TASK PROMPT> Write out every entry precisely as given, leaving the pictures out.

ENTRIES SUPPLIED>
___
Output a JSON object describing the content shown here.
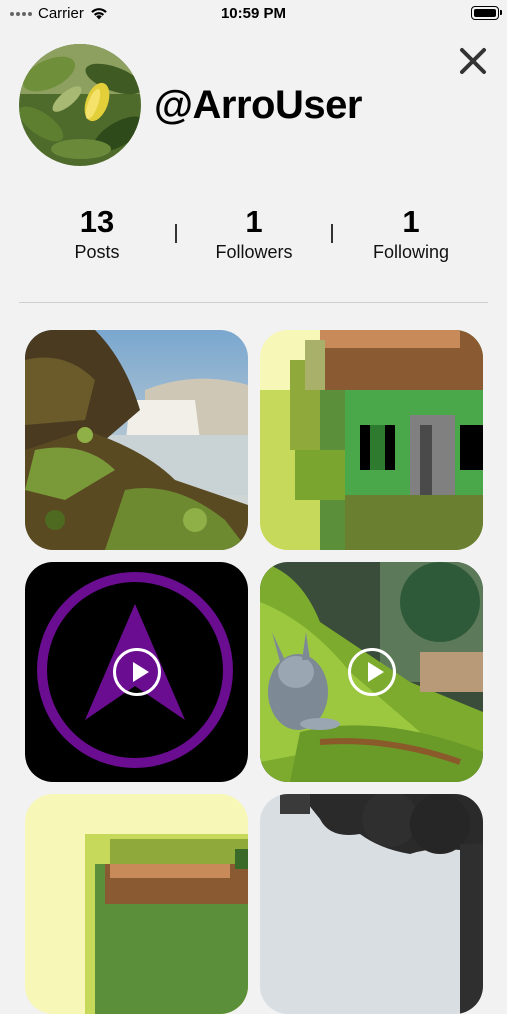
{
  "status_bar": {
    "carrier": "Carrier",
    "time": "10:59 PM"
  },
  "profile": {
    "username": "@ArroUser",
    "avatar_icon": "avatar-photo"
  },
  "stats": [
    {
      "value": "13",
      "label": "Posts"
    },
    {
      "value": "1",
      "label": "Followers"
    },
    {
      "value": "1",
      "label": "Following"
    }
  ],
  "grid": [
    {
      "kind": "photo",
      "subject": "waterfall",
      "video": false
    },
    {
      "kind": "photo",
      "subject": "pixel-art-house",
      "video": false
    },
    {
      "kind": "video",
      "subject": "arro-logo",
      "video": true
    },
    {
      "kind": "video",
      "subject": "rabbit-in-grass",
      "video": true
    },
    {
      "kind": "photo",
      "subject": "pixel-art-house",
      "video": false
    },
    {
      "kind": "photo",
      "subject": "tree",
      "video": false
    }
  ],
  "colors": {
    "background": "#f2f2f2",
    "accent_purple": "#6a0d91"
  }
}
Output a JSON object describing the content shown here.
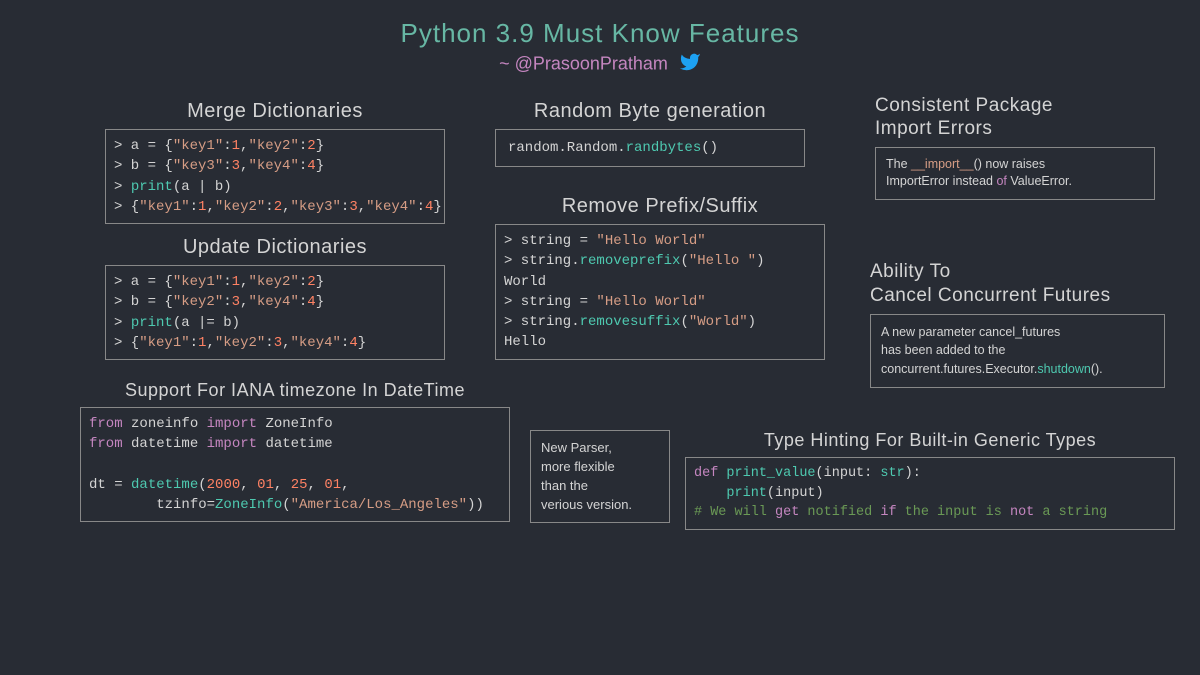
{
  "title": "Python 3.9 Must Know Features",
  "subtitle": "~ @PrasoonPratham",
  "sections": {
    "merge": {
      "title": "Merge Dictionaries",
      "code": "> a = {\"key1\":1,\"key2\":2}\n> b = {\"key3\":3,\"key4\":4}\n> print(a | b)\n> {\"key1\":1,\"key2\":2,\"key3\":3,\"key4\":4}"
    },
    "update": {
      "title": "Update Dictionaries",
      "code": "> a = {\"key1\":1,\"key2\":2}\n> b = {\"key2\":3,\"key4\":4}\n> print(a |= b)\n> {\"key1\":1,\"key2\":3,\"key4\":4}"
    },
    "iana": {
      "title": "Support For IANA timezone In DateTime",
      "code": "from zoneinfo import ZoneInfo\nfrom datetime import datetime\n\ndt = datetime(2000, 01, 25, 01,\n        tzinfo=ZoneInfo(\"America/Los_Angeles\"))"
    },
    "random": {
      "title": "Random Byte generation",
      "code": "random.Random.randbytes()"
    },
    "prefix": {
      "title": "Remove Prefix/Suffix",
      "code": "> string = \"Hello World\"\n> string.removeprefix(\"Hello \")\nWorld\n> string = \"Hello World\"\n> string.removesuffix(\"World\")\nHello"
    },
    "import_errors": {
      "title": "Consistent Package\nImport Errors",
      "text": "The __import__() now raises\nImportError instead of ValueError."
    },
    "cancel": {
      "title": "Ability To\nCancel Concurrent Futures",
      "text": "A new parameter cancel_futures\nhas been added to the\nconcurrent.futures.Executor.shutdown()."
    },
    "parser": {
      "text": "New Parser,\nmore flexible\nthan the\nverious version."
    },
    "typehint": {
      "title": "Type Hinting For Built-in Generic Types",
      "code": "def print_value(input: str):\n    print(input)\n# We will get notified if the input is not a string"
    }
  }
}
___
SOLUTION FOR THIS PROBLEM>
Output a JSON object describing the content shown here.
{
  "status_bar": {
    "carrier": "Carrier",
    "time": "10:59 PM"
  },
  "profile": {
    "username": "@ArroUser",
    "avatar_icon": "avatar-photo"
  },
  "stats": [
    {
      "value": "13",
      "label": "Posts"
    },
    {
      "value": "1",
      "label": "Followers"
    },
    {
      "value": "1",
      "label": "Following"
    }
  ],
  "grid": [
    {
      "kind": "photo",
      "subject": "waterfall",
      "video": false
    },
    {
      "kind": "photo",
      "subject": "pixel-art-house",
      "video": false
    },
    {
      "kind": "video",
      "subject": "arro-logo",
      "video": true
    },
    {
      "kind": "video",
      "subject": "rabbit-in-grass",
      "video": true
    },
    {
      "kind": "photo",
      "subject": "pixel-art-house",
      "video": false
    },
    {
      "kind": "photo",
      "subject": "tree",
      "video": false
    }
  ],
  "colors": {
    "background": "#f2f2f2",
    "accent_purple": "#6a0d91"
  }
}
Output a JSON object describing the content shown here.
{
  "title": "Python 3.9 Must Know Features",
  "subtitle": "~ @PrasoonPratham",
  "sections": {
    "merge": {
      "title": "Merge Dictionaries",
      "code": "> a = {\"key1\":1,\"key2\":2}\n> b = {\"key3\":3,\"key4\":4}\n> print(a | b)\n> {\"key1\":1,\"key2\":2,\"key3\":3,\"key4\":4}"
    },
    "update": {
      "title": "Update Dictionaries",
      "code": "> a = {\"key1\":1,\"key2\":2}\n> b = {\"key2\":3,\"key4\":4}\n> print(a |= b)\n> {\"key1\":1,\"key2\":3,\"key4\":4}"
    },
    "iana": {
      "title": "Support For IANA timezone In DateTime",
      "code": "from zoneinfo import ZoneInfo\nfrom datetime import datetime\n\ndt = datetime(2000, 01, 25, 01,\n        tzinfo=ZoneInfo(\"America/Los_Angeles\"))"
    },
    "random": {
      "title": "Random Byte generation",
      "code": "random.Random.randbytes()"
    },
    "prefix": {
      "title": "Remove Prefix/Suffix",
      "code": "> string = \"Hello World\"\n> string.removeprefix(\"Hello \")\nWorld\n> string = \"Hello World\"\n> string.removesuffix(\"World\")\nHello"
    },
    "import_errors": {
      "title": "Consistent Package\nImport Errors",
      "text": "The __import__() now raises\nImportError instead of ValueError."
    },
    "cancel": {
      "title": "Ability To\nCancel Concurrent Futures",
      "text": "A new parameter cancel_futures\nhas been added to the\nconcurrent.futures.Executor.shutdown()."
    },
    "parser": {
      "text": "New Parser,\nmore flexible\nthan the\nverious version."
    },
    "typehint": {
      "title": "Type Hinting For Built-in Generic Types",
      "code": "def print_value(input: str):\n    print(input)\n# We will get notified if the input is not a string"
    }
  }
}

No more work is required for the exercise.